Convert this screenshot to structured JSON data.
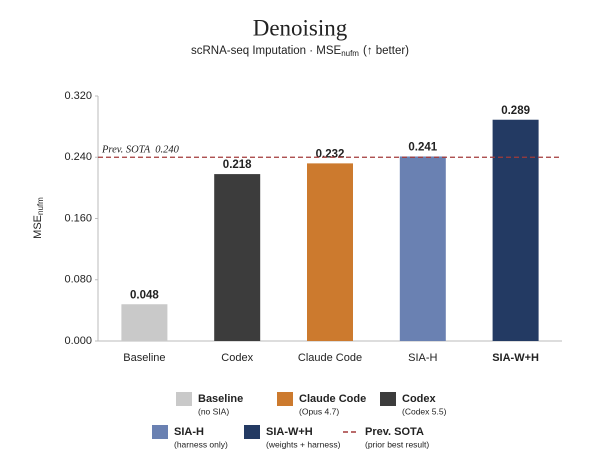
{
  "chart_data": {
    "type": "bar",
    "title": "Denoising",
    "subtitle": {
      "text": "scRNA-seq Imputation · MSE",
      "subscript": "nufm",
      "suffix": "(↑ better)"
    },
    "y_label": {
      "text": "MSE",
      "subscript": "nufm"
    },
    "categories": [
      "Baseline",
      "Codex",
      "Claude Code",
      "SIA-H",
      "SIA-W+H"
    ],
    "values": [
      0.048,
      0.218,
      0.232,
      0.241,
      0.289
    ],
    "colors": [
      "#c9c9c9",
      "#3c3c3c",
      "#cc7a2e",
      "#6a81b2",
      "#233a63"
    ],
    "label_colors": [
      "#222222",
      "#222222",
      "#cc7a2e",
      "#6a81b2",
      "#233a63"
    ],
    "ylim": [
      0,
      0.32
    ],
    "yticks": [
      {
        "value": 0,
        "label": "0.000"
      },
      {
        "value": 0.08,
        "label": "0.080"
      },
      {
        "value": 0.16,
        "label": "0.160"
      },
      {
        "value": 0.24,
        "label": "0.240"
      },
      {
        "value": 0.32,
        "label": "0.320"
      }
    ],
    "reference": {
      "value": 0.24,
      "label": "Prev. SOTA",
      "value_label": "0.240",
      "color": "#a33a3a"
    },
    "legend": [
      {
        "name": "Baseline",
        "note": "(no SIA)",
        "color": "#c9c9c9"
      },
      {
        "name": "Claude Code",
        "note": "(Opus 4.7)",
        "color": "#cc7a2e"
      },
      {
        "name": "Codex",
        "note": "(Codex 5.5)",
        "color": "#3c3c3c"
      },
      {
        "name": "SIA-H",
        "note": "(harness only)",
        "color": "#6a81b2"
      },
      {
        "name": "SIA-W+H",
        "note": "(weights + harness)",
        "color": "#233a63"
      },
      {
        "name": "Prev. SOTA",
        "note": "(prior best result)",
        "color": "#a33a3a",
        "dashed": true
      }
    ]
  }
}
######
_GIVEN EXERCISE:_ Search the data for "note". Copy every matching line.

_SOLUTION FOR THIS EXERCISE:_
        "note": "(no SIA)",
        "note": "(Opus 4.7)",
        "note": "(Codex 5.5)",
        "note": "(harness only)",
        "note": "(weights + harness)",
        "note": "(prior best result)",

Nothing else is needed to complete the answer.